### Supplied records

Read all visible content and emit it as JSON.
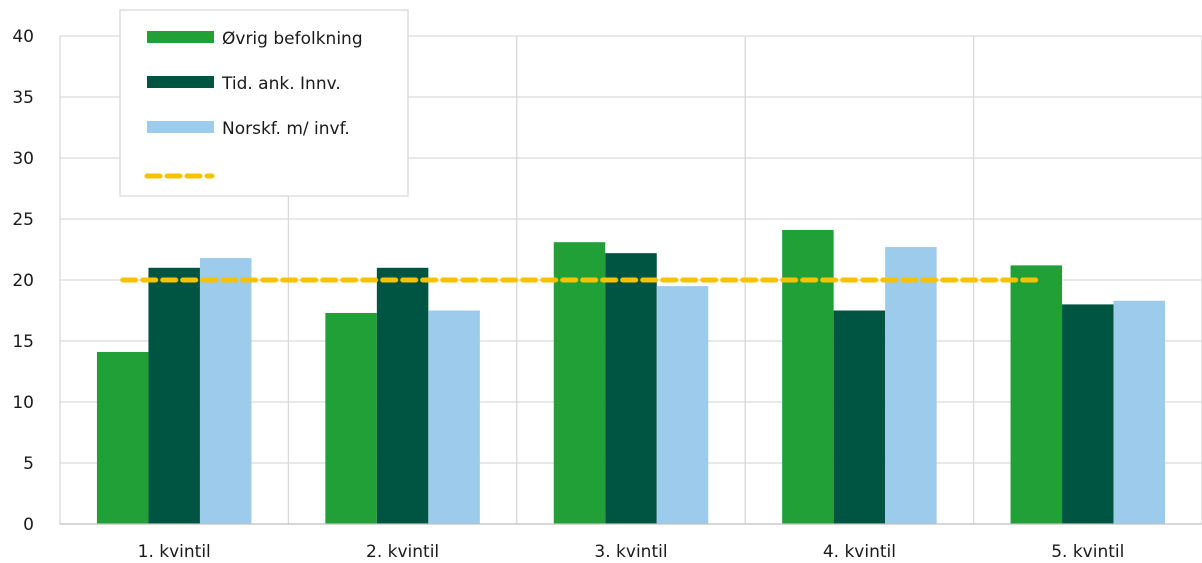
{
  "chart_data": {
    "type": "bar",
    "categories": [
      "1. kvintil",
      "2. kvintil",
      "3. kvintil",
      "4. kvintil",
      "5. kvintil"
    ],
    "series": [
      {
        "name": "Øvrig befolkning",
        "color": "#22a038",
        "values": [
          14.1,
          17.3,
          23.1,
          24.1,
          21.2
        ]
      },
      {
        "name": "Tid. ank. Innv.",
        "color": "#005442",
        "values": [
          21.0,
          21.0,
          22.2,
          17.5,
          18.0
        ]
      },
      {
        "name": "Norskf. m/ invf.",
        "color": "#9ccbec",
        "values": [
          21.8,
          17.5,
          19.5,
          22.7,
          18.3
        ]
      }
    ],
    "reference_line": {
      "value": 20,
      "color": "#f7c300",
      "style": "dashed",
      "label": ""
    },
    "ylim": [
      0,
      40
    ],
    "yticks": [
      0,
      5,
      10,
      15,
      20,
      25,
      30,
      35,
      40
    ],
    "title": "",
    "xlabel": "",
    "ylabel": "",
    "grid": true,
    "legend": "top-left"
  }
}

######

From the data above, copy each line that holds "color".

        "color": "#22a038",
        "color": "#005442",
        "color": "#9ccbec",
      "color": "#f7c300",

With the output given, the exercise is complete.